▶ **Records supplied**:

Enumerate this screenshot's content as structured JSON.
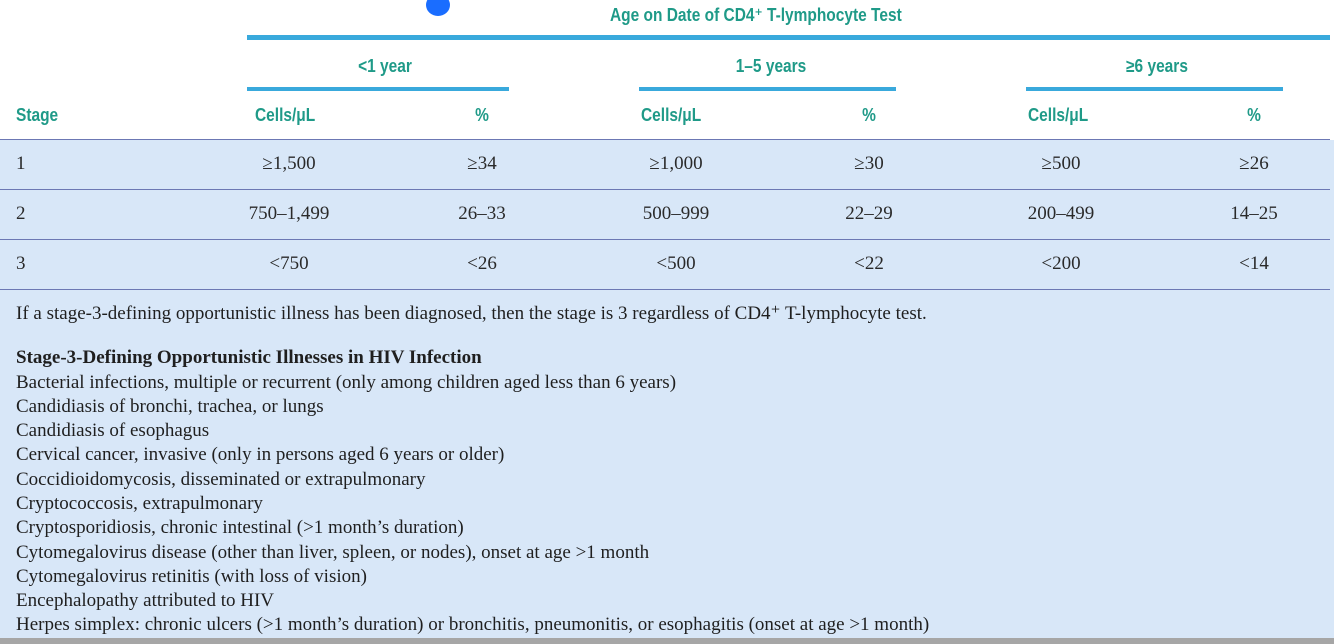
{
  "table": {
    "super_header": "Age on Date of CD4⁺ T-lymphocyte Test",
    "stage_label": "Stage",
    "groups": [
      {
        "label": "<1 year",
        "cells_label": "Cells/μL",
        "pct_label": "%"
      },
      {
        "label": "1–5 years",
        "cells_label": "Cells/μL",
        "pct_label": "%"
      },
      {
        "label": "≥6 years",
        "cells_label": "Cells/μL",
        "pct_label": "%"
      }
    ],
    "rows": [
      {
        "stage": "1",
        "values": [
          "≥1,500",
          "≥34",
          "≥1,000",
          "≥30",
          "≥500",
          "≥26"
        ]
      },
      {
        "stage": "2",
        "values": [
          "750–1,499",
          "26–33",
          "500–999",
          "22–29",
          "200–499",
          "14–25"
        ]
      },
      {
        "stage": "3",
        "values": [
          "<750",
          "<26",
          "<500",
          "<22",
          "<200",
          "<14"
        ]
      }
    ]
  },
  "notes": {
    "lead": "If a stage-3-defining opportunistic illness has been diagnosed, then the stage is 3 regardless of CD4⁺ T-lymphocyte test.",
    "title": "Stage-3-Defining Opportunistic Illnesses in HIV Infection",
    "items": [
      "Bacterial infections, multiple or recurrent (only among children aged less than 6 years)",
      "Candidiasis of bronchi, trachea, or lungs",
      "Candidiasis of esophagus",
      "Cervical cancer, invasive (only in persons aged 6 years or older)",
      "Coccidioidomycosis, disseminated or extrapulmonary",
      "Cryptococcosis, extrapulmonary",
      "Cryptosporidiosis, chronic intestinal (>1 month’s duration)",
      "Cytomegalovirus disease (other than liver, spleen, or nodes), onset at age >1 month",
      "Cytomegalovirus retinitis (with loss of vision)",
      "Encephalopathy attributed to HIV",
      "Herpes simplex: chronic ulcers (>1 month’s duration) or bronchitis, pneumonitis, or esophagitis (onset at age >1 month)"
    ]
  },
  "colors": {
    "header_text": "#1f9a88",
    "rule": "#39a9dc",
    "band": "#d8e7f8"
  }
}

▶ **Exercise details**: Please restate the whole listing exactly, without any of its pictures.

▶ **Output of the exercise**:
Enumerate this screenshot's content as structured JSON.
{
  "table": {
    "super_header": "Age on Date of CD4⁺ T-lymphocyte Test",
    "stage_label": "Stage",
    "groups": [
      {
        "label": "<1 year",
        "cells_label": "Cells/μL",
        "pct_label": "%"
      },
      {
        "label": "1–5 years",
        "cells_label": "Cells/μL",
        "pct_label": "%"
      },
      {
        "label": "≥6 years",
        "cells_label": "Cells/μL",
        "pct_label": "%"
      }
    ],
    "rows": [
      {
        "stage": "1",
        "values": [
          "≥1,500",
          "≥34",
          "≥1,000",
          "≥30",
          "≥500",
          "≥26"
        ]
      },
      {
        "stage": "2",
        "values": [
          "750–1,499",
          "26–33",
          "500–999",
          "22–29",
          "200–499",
          "14–25"
        ]
      },
      {
        "stage": "3",
        "values": [
          "<750",
          "<26",
          "<500",
          "<22",
          "<200",
          "<14"
        ]
      }
    ]
  },
  "notes": {
    "lead": "If a stage-3-defining opportunistic illness has been diagnosed, then the stage is 3 regardless of CD4⁺ T-lymphocyte test.",
    "title": "Stage-3-Defining Opportunistic Illnesses in HIV Infection",
    "items": [
      "Bacterial infections, multiple or recurrent (only among children aged less than 6 years)",
      "Candidiasis of bronchi, trachea, or lungs",
      "Candidiasis of esophagus",
      "Cervical cancer, invasive (only in persons aged 6 years or older)",
      "Coccidioidomycosis, disseminated or extrapulmonary",
      "Cryptococcosis, extrapulmonary",
      "Cryptosporidiosis, chronic intestinal (>1 month’s duration)",
      "Cytomegalovirus disease (other than liver, spleen, or nodes), onset at age >1 month",
      "Cytomegalovirus retinitis (with loss of vision)",
      "Encephalopathy attributed to HIV",
      "Herpes simplex: chronic ulcers (>1 month’s duration) or bronchitis, pneumonitis, or esophagitis (onset at age >1 month)"
    ]
  },
  "colors": {
    "header_text": "#1f9a88",
    "rule": "#39a9dc",
    "band": "#d8e7f8"
  }
}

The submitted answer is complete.